[Given data]

══════════════════════════════

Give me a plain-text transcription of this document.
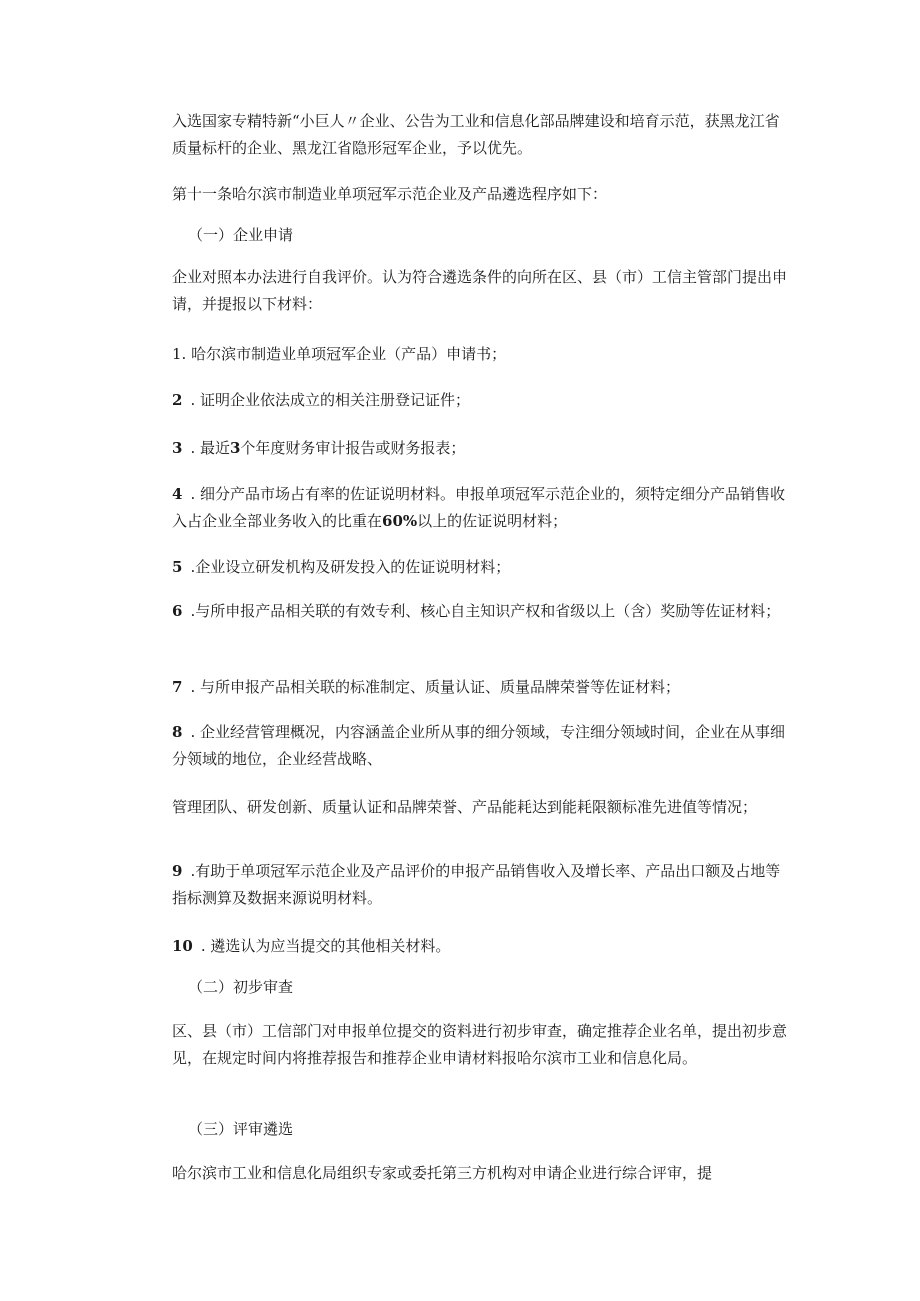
入选国家专精特新“小巨人〃企业、公告为工业和信息化部品牌建设和培育示范，获黑龙江省质量标杆的企业、黑龙江省隐形冠军企业，予以优先。
第十一条哈尔滨市制造业单项冠军示范企业及产品遴选程序如下：
（一）企业申请
企业对照本办法进行自我评价。认为符合遴选条件的向所在区、县（市）工信主管部门提出申请，并提报以下材料：
1. 哈尔滨市制造业单项冠军企业（产品）申请书；
2 . 证明企业依法成立的相关注册登记证件；
3 . 最近3个年度财务审计报告或财务报表；
4 . 细分产品市场占有率的佐证说明材料。申报单项冠军示范企业的，须特定细分产品销售收入占企业全部业务收入的比重在60%以上的佐证说明材料；
5 .企业设立研发机构及研发投入的佐证说明材料；
6 .与所申报产品相关联的有效专利、核心自主知识产权和省级以上（含）奖励等佐证材料；
7 . 与所申报产品相关联的标准制定、质量认证、质量品牌荣誉等佐证材料；
8 . 企业经营管理概况，内容涵盖企业所从事的细分领域，专注细分领域时间，企业在从事细分领域的地位，企业经营战略、
管理团队、研发创新、质量认证和品牌荣誉、产品能耗达到能耗限额标准先进值等情况；
9 .有助于单项冠军示范企业及产品评价的申报产品销售收入及增长率、产品出口额及占地等指标测算及数据来源说明材料。
10 . 遴选认为应当提交的其他相关材料。
（二）初步审查
区、县（市）工信部门对申报单位提交的资料进行初步审查，确定推荐企业名单，提出初步意见，在规定时间内将推荐报告和推荐企业申请材料报哈尔滨市工业和信息化局。
（三）评审遴选
哈尔滨市工业和信息化局组织专家或委托第三方机构对申请企业进行综合评审，提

══════════════════════════════

[Exercise description] Please repeat the entries exactly. Do not include the pictures.

[Solved problem]
Give me a plain-text transcription of this document.
入选国家专精特新“小巨人〃企业、公告为工业和信息化部品牌建设和培育示范，获黑龙江省质量标杆的企业、黑龙江省隐形冠军企业，予以优先。
第十一条哈尔滨市制造业单项冠军示范企业及产品遴选程序如下：
（一）企业申请
企业对照本办法进行自我评价。认为符合遴选条件的向所在区、县（市）工信主管部门提出申请，并提报以下材料：
1. 哈尔滨市制造业单项冠军企业（产品）申请书；
2 . 证明企业依法成立的相关注册登记证件；
3 . 最近3个年度财务审计报告或财务报表；
4 . 细分产品市场占有率的佐证说明材料。申报单项冠军示范企业的，须特定细分产品销售收入占企业全部业务收入的比重在60%以上的佐证说明材料；
5 .企业设立研发机构及研发投入的佐证说明材料；
6 .与所申报产品相关联的有效专利、核心自主知识产权和省级以上（含）奖励等佐证材料；
7 . 与所申报产品相关联的标准制定、质量认证、质量品牌荣誉等佐证材料；
8 . 企业经营管理概况，内容涵盖企业所从事的细分领域，专注细分领域时间，企业在从事细分领域的地位，企业经营战略、
管理团队、研发创新、质量认证和品牌荣誉、产品能耗达到能耗限额标准先进值等情况；
9 .有助于单项冠军示范企业及产品评价的申报产品销售收入及增长率、产品出口额及占地等指标测算及数据来源说明材料。
10 . 遴选认为应当提交的其他相关材料。
（二）初步审查
区、县（市）工信部门对申报单位提交的资料进行初步审查，确定推荐企业名单，提出初步意见，在规定时间内将推荐报告和推荐企业申请材料报哈尔滨市工业和信息化局。
（三）评审遴选
哈尔滨市工业和信息化局组织专家或委托第三方机构对申请企业进行综合评审，提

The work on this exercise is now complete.